- EXERCISE TASK -
Each entry must appear again exactly as it does in the source.

- Items from a dataset -
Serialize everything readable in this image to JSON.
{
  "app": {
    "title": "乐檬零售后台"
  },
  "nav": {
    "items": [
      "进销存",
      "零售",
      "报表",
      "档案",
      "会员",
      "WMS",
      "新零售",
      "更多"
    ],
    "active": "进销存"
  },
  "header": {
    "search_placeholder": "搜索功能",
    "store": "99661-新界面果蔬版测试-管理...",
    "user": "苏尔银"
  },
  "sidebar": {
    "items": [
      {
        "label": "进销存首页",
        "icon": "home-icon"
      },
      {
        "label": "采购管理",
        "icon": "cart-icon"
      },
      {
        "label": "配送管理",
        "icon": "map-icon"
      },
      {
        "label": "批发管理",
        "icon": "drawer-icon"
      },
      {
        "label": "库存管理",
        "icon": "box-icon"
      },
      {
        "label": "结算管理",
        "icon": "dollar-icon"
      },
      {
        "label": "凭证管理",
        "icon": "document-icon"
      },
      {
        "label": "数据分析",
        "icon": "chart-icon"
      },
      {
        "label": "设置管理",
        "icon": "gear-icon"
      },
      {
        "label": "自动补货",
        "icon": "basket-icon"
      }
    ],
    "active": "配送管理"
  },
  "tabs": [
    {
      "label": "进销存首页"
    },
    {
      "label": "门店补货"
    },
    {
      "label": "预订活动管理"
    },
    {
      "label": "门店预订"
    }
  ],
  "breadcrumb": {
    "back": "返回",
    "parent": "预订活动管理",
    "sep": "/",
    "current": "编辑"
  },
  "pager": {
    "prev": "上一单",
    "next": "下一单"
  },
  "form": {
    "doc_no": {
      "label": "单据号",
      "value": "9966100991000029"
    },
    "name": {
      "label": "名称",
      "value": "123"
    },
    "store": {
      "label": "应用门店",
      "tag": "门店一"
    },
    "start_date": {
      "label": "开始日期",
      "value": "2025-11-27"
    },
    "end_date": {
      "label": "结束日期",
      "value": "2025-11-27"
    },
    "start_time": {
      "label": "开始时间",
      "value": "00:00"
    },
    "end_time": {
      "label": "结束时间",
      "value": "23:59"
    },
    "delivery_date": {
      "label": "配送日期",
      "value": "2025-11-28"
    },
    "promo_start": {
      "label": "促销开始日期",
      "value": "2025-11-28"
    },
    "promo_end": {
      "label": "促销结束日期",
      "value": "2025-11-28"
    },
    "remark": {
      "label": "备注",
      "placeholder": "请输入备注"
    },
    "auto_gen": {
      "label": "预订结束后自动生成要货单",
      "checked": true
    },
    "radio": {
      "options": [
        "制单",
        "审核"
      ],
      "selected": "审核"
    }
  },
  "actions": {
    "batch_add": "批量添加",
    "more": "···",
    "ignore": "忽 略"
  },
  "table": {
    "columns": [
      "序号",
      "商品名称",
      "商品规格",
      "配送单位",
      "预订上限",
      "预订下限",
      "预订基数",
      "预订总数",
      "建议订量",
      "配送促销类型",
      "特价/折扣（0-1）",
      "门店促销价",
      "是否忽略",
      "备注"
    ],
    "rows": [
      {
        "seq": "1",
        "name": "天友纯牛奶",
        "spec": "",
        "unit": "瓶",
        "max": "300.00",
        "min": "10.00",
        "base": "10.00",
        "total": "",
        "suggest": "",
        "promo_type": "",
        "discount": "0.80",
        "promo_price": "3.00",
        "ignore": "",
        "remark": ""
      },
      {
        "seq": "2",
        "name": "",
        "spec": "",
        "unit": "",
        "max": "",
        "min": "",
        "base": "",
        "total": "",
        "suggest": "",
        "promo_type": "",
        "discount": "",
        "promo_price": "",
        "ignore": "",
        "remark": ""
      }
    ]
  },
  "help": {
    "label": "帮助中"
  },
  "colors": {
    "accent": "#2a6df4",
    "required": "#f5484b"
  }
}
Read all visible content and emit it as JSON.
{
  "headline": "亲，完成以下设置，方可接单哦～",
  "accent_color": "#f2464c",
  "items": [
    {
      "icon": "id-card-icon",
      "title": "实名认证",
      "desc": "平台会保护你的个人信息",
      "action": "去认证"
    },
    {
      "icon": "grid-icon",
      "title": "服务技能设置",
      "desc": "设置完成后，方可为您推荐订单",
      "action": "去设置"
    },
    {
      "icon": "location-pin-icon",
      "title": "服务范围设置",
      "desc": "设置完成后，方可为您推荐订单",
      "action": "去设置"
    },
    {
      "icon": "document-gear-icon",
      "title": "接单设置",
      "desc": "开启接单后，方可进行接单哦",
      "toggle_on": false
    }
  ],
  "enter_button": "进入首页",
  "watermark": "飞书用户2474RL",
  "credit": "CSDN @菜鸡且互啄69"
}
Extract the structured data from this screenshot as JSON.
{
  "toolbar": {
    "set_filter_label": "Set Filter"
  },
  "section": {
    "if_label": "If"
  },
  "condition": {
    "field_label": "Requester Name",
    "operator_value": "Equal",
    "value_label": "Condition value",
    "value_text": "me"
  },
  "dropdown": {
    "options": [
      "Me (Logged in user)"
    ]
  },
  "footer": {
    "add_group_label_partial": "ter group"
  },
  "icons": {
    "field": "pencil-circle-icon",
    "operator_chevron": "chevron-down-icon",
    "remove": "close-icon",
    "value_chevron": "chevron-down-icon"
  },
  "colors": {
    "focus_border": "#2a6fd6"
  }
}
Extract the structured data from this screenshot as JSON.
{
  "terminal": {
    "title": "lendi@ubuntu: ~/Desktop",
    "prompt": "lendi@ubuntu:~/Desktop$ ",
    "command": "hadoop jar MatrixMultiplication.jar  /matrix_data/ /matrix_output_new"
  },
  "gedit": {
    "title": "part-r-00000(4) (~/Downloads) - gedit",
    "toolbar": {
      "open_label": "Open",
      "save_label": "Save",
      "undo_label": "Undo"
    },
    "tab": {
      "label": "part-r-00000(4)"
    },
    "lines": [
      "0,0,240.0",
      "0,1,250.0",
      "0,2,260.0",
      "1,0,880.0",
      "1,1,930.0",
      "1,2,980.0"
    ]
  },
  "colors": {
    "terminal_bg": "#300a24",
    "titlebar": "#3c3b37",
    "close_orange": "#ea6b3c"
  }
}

- COMPLETED EXERCISE -
Serialize everything readable in this image to JSON.
{
  "app": {
    "title": "乐檬零售后台"
  },
  "nav": {
    "items": [
      "进销存",
      "零售",
      "报表",
      "档案",
      "会员",
      "WMS",
      "新零售",
      "更多"
    ],
    "active": "进销存"
  },
  "header": {
    "search_placeholder": "搜索功能",
    "store": "99661-新界面果蔬版测试-管理...",
    "user": "苏尔银"
  },
  "sidebar": {
    "items": [
      {
        "label": "进销存首页",
        "icon": "home-icon"
      },
      {
        "label": "采购管理",
        "icon": "cart-icon"
      },
      {
        "label": "配送管理",
        "icon": "map-icon"
      },
      {
        "label": "批发管理",
        "icon": "drawer-icon"
      },
      {
        "label": "库存管理",
        "icon": "box-icon"
      },
      {
        "label": "结算管理",
        "icon": "dollar-icon"
      },
      {
        "label": "凭证管理",
        "icon": "document-icon"
      },
      {
        "label": "数据分析",
        "icon": "chart-icon"
      },
      {
        "label": "设置管理",
        "icon": "gear-icon"
      },
      {
        "label": "自动补货",
        "icon": "basket-icon"
      }
    ],
    "active": "配送管理"
  },
  "tabs": [
    {
      "label": "进销存首页"
    },
    {
      "label": "门店补货"
    },
    {
      "label": "预订活动管理"
    },
    {
      "label": "门店预订"
    }
  ],
  "breadcrumb": {
    "back": "返回",
    "parent": "预订活动管理",
    "sep": "/",
    "current": "编辑"
  },
  "pager": {
    "prev": "上一单",
    "next": "下一单"
  },
  "form": {
    "doc_no": {
      "label": "单据号",
      "value": "9966100991000029"
    },
    "name": {
      "label": "名称",
      "value": "123"
    },
    "store": {
      "label": "应用门店",
      "tag": "门店一"
    },
    "start_date": {
      "label": "开始日期",
      "value": "2025-11-27"
    },
    "end_date": {
      "label": "结束日期",
      "value": "2025-11-27"
    },
    "start_time": {
      "label": "开始时间",
      "value": "00:00"
    },
    "end_time": {
      "label": "结束时间",
      "value": "23:59"
    },
    "delivery_date": {
      "label": "配送日期",
      "value": "2025-11-28"
    },
    "promo_start": {
      "label": "促销开始日期",
      "value": "2025-11-28"
    },
    "promo_end": {
      "label": "促销结束日期",
      "value": "2025-11-28"
    },
    "remark": {
      "label": "备注",
      "placeholder": "请输入备注"
    },
    "auto_gen": {
      "label": "预订结束后自动生成要货单",
      "checked": true
    },
    "radio": {
      "options": [
        "制单",
        "审核"
      ],
      "selected": "审核"
    }
  },
  "actions": {
    "batch_add": "批量添加",
    "more": "···",
    "ignore": "忽 略"
  },
  "table": {
    "columns": [
      "序号",
      "商品名称",
      "商品规格",
      "配送单位",
      "预订上限",
      "预订下限",
      "预订基数",
      "预订总数",
      "建议订量",
      "配送促销类型",
      "特价/折扣（0-1）",
      "门店促销价",
      "是否忽略",
      "备注"
    ],
    "rows": [
      {
        "seq": "1",
        "name": "天友纯牛奶",
        "spec": "",
        "unit": "瓶",
        "max": "300.00",
        "min": "10.00",
        "base": "10.00",
        "total": "",
        "suggest": "",
        "promo_type": "",
        "discount": "0.80",
        "promo_price": "3.00",
        "ignore": "",
        "remark": ""
      },
      {
        "seq": "2",
        "name": "",
        "spec": "",
        "unit": "",
        "max": "",
        "min": "",
        "base": "",
        "total": "",
        "suggest": "",
        "promo_type": "",
        "discount": "",
        "promo_price": "",
        "ignore": "",
        "remark": ""
      }
    ]
  },
  "help": {
    "label": "帮助中"
  },
  "colors": {
    "accent": "#2a6df4",
    "required": "#f5484b"
  }
}
Read all visible content and emit it as JSON.
{
  "headline": "亲，完成以下设置，方可接单哦～",
  "accent_color": "#f2464c",
  "items": [
    {
      "icon": "id-card-icon",
      "title": "实名认证",
      "desc": "平台会保护你的个人信息",
      "action": "去认证"
    },
    {
      "icon": "grid-icon",
      "title": "服务技能设置",
      "desc": "设置完成后，方可为您推荐订单",
      "action": "去设置"
    },
    {
      "icon": "location-pin-icon",
      "title": "服务范围设置",
      "desc": "设置完成后，方可为您推荐订单",
      "action": "去设置"
    },
    {
      "icon": "document-gear-icon",
      "title": "接单设置",
      "desc": "开启接单后，方可进行接单哦",
      "toggle_on": false
    }
  ],
  "enter_button": "进入首页",
  "watermark": "飞书用户2474RL",
  "credit": "CSDN @菜鸡且互啄69"
}
Extract the structured data from this screenshot as JSON.
{
  "toolbar": {
    "set_filter_label": "Set Filter"
  },
  "section": {
    "if_label": "If"
  },
  "condition": {
    "field_label": "Requester Name",
    "operator_value": "Equal",
    "value_label": "Condition value",
    "value_text": "me"
  },
  "dropdown": {
    "options": [
      "Me (Logged in user)"
    ]
  },
  "footer": {
    "add_group_label_partial": "ter group"
  },
  "icons": {
    "field": "pencil-circle-icon",
    "operator_chevron": "chevron-down-icon",
    "remove": "close-icon",
    "value_chevron": "chevron-down-icon"
  },
  "colors": {
    "focus_border": "#2a6fd6"
  }
}
Extract the structured data from this screenshot as JSON.
{
  "terminal": {
    "title": "lendi@ubuntu: ~/Desktop",
    "prompt": "lendi@ubuntu:~/Desktop$ ",
    "command": "hadoop jar MatrixMultiplication.jar  /matrix_data/ /matrix_output_new"
  },
  "gedit": {
    "title": "part-r-00000(4) (~/Downloads) - gedit",
    "toolbar": {
      "open_label": "Open",
      "save_label": "Save",
      "undo_label": "Undo"
    },
    "tab": {
      "label": "part-r-00000(4)"
    },
    "lines": [
      "0,0,240.0",
      "0,1,250.0",
      "0,2,260.0",
      "1,0,880.0",
      "1,1,930.0",
      "1,2,980.0"
    ]
  },
  "colors": {
    "terminal_bg": "#300a24",
    "titlebar": "#3c3b37",
    "close_orange": "#ea6b3c"
  }
}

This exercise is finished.